Repeat each line exactly as it is written.

[BEGIN DATASET ENTRIES]

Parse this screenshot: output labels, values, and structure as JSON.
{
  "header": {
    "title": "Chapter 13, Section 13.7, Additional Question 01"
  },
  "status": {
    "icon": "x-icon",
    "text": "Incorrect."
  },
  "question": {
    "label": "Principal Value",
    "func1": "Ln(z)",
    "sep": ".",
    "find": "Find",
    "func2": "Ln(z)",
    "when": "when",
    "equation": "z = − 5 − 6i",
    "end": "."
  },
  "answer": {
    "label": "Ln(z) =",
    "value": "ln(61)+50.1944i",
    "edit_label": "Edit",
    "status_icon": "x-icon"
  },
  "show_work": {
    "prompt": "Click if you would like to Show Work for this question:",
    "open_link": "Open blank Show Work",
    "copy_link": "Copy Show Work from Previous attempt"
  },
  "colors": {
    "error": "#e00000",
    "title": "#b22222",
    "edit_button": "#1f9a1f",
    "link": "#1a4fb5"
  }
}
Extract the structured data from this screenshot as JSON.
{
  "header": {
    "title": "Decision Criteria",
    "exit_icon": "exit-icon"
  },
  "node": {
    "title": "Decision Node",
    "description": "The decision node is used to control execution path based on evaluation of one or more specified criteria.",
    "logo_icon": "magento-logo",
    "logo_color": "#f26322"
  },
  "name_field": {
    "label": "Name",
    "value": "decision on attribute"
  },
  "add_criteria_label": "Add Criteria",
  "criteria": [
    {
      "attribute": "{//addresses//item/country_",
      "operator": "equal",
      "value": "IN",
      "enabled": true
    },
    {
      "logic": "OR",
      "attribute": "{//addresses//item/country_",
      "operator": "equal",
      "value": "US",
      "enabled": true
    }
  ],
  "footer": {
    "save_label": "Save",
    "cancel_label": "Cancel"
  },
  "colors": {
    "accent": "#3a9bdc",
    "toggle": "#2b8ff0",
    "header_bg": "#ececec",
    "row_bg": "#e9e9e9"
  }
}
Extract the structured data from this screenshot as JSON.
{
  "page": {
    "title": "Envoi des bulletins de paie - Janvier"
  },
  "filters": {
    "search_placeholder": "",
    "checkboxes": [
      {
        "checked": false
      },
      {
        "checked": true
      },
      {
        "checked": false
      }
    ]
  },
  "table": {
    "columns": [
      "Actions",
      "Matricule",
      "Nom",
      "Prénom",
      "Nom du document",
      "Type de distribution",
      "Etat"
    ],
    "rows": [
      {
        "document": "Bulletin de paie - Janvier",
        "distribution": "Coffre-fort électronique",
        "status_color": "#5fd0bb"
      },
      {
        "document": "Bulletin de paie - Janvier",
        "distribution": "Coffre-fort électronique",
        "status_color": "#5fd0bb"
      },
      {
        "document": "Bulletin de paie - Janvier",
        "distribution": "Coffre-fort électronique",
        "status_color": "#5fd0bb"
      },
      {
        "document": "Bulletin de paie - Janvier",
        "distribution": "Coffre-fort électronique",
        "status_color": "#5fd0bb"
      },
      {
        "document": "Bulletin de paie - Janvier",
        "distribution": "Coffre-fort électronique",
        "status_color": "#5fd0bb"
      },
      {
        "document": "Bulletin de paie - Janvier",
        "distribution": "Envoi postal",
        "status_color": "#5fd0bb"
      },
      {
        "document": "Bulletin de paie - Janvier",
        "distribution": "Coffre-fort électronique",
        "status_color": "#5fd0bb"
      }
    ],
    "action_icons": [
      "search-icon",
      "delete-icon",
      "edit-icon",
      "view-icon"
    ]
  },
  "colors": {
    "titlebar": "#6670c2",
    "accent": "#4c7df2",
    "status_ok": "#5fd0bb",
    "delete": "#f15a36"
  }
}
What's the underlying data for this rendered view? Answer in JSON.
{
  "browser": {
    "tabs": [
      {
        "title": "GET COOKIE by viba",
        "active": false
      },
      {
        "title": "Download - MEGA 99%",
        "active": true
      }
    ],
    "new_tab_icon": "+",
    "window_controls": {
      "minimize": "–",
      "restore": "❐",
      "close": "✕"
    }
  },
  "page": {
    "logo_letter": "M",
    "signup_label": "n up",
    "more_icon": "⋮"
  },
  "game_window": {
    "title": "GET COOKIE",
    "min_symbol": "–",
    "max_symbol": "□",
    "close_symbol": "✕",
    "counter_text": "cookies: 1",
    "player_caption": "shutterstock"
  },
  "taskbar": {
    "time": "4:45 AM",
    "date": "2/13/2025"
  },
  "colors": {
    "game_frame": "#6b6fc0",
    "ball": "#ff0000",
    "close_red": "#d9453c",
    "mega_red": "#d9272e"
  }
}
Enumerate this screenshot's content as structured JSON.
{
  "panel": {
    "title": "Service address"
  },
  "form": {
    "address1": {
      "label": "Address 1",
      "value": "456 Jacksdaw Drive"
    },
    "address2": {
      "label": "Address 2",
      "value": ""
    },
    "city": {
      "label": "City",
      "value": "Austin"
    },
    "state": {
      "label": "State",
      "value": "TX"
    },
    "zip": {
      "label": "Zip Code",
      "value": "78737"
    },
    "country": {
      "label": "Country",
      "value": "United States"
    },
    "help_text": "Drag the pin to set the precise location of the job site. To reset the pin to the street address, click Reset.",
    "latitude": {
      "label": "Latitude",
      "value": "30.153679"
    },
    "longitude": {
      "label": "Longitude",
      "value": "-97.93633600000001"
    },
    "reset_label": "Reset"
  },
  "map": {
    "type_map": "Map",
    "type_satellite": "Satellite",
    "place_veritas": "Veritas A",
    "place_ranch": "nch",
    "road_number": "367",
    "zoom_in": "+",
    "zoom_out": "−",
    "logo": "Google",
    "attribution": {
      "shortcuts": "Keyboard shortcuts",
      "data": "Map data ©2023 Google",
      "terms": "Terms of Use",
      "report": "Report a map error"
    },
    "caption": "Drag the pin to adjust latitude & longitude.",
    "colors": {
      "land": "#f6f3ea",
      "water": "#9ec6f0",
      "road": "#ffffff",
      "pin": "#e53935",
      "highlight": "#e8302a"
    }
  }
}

[END DATASET ENTRIES]

[TASK RESPONSE]
Parse this screenshot: output labels, values, and structure as JSON.
{
  "header": {
    "title": "Chapter 13, Section 13.7, Additional Question 01"
  },
  "status": {
    "icon": "x-icon",
    "text": "Incorrect."
  },
  "question": {
    "label": "Principal Value",
    "func1": "Ln(z)",
    "sep": ".",
    "find": "Find",
    "func2": "Ln(z)",
    "when": "when",
    "equation": "z = − 5 − 6i",
    "end": "."
  },
  "answer": {
    "label": "Ln(z) =",
    "value": "ln(61)+50.1944i",
    "edit_label": "Edit",
    "status_icon": "x-icon"
  },
  "show_work": {
    "prompt": "Click if you would like to Show Work for this question:",
    "open_link": "Open blank Show Work",
    "copy_link": "Copy Show Work from Previous attempt"
  },
  "colors": {
    "error": "#e00000",
    "title": "#b22222",
    "edit_button": "#1f9a1f",
    "link": "#1a4fb5"
  }
}
Extract the structured data from this screenshot as JSON.
{
  "header": {
    "title": "Decision Criteria",
    "exit_icon": "exit-icon"
  },
  "node": {
    "title": "Decision Node",
    "description": "The decision node is used to control execution path based on evaluation of one or more specified criteria.",
    "logo_icon": "magento-logo",
    "logo_color": "#f26322"
  },
  "name_field": {
    "label": "Name",
    "value": "decision on attribute"
  },
  "add_criteria_label": "Add Criteria",
  "criteria": [
    {
      "attribute": "{//addresses//item/country_",
      "operator": "equal",
      "value": "IN",
      "enabled": true
    },
    {
      "logic": "OR",
      "attribute": "{//addresses//item/country_",
      "operator": "equal",
      "value": "US",
      "enabled": true
    }
  ],
  "footer": {
    "save_label": "Save",
    "cancel_label": "Cancel"
  },
  "colors": {
    "accent": "#3a9bdc",
    "toggle": "#2b8ff0",
    "header_bg": "#ececec",
    "row_bg": "#e9e9e9"
  }
}
Extract the structured data from this screenshot as JSON.
{
  "page": {
    "title": "Envoi des bulletins de paie - Janvier"
  },
  "filters": {
    "search_placeholder": "",
    "checkboxes": [
      {
        "checked": false
      },
      {
        "checked": true
      },
      {
        "checked": false
      }
    ]
  },
  "table": {
    "columns": [
      "Actions",
      "Matricule",
      "Nom",
      "Prénom",
      "Nom du document",
      "Type de distribution",
      "Etat"
    ],
    "rows": [
      {
        "document": "Bulletin de paie - Janvier",
        "distribution": "Coffre-fort électronique",
        "status_color": "#5fd0bb"
      },
      {
        "document": "Bulletin de paie - Janvier",
        "distribution": "Coffre-fort électronique",
        "status_color": "#5fd0bb"
      },
      {
        "document": "Bulletin de paie - Janvier",
        "distribution": "Coffre-fort électronique",
        "status_color": "#5fd0bb"
      },
      {
        "document": "Bulletin de paie - Janvier",
        "distribution": "Coffre-fort électronique",
        "status_color": "#5fd0bb"
      },
      {
        "document": "Bulletin de paie - Janvier",
        "distribution": "Coffre-fort électronique",
        "status_color": "#5fd0bb"
      },
      {
        "document": "Bulletin de paie - Janvier",
        "distribution": "Envoi postal",
        "status_color": "#5fd0bb"
      },
      {
        "document": "Bulletin de paie - Janvier",
        "distribution": "Coffre-fort électronique",
        "status_color": "#5fd0bb"
      }
    ],
    "action_icons": [
      "search-icon",
      "delete-icon",
      "edit-icon",
      "view-icon"
    ]
  },
  "colors": {
    "titlebar": "#6670c2",
    "accent": "#4c7df2",
    "status_ok": "#5fd0bb",
    "delete": "#f15a36"
  }
}
What's the underlying data for this rendered view? Answer in JSON.
{
  "browser": {
    "tabs": [
      {
        "title": "GET COOKIE by viba",
        "active": false
      },
      {
        "title": "Download - MEGA 99%",
        "active": true
      }
    ],
    "new_tab_icon": "+",
    "window_controls": {
      "minimize": "–",
      "restore": "❐",
      "close": "✕"
    }
  },
  "page": {
    "logo_letter": "M",
    "signup_label": "n up",
    "more_icon": "⋮"
  },
  "game_window": {
    "title": "GET COOKIE",
    "min_symbol": "–",
    "max_symbol": "□",
    "close_symbol": "✕",
    "counter_text": "cookies: 1",
    "player_caption": "shutterstock"
  },
  "taskbar": {
    "time": "4:45 AM",
    "date": "2/13/2025"
  },
  "colors": {
    "game_frame": "#6b6fc0",
    "ball": "#ff0000",
    "close_red": "#d9453c",
    "mega_red": "#d9272e"
  }
}
Enumerate this screenshot's content as structured JSON.
{
  "panel": {
    "title": "Service address"
  },
  "form": {
    "address1": {
      "label": "Address 1",
      "value": "456 Jacksdaw Drive"
    },
    "address2": {
      "label": "Address 2",
      "value": ""
    },
    "city": {
      "label": "City",
      "value": "Austin"
    },
    "state": {
      "label": "State",
      "value": "TX"
    },
    "zip": {
      "label": "Zip Code",
      "value": "78737"
    },
    "country": {
      "label": "Country",
      "value": "United States"
    },
    "help_text": "Drag the pin to set the precise location of the job site. To reset the pin to the street address, click Reset.",
    "latitude": {
      "label": "Latitude",
      "value": "30.153679"
    },
    "longitude": {
      "label": "Longitude",
      "value": "-97.93633600000001"
    },
    "reset_label": "Reset"
  },
  "map": {
    "type_map": "Map",
    "type_satellite": "Satellite",
    "place_veritas": "Veritas A",
    "place_ranch": "nch",
    "road_number": "367",
    "zoom_in": "+",
    "zoom_out": "−",
    "logo": "Google",
    "attribution": {
      "shortcuts": "Keyboard shortcuts",
      "data": "Map data ©2023 Google",
      "terms": "Terms of Use",
      "report": "Report a map error"
    },
    "caption": "Drag the pin to adjust latitude & longitude.",
    "colors": {
      "land": "#f6f3ea",
      "water": "#9ec6f0",
      "road": "#ffffff",
      "pin": "#e53935",
      "highlight": "#e8302a"
    }
  }
}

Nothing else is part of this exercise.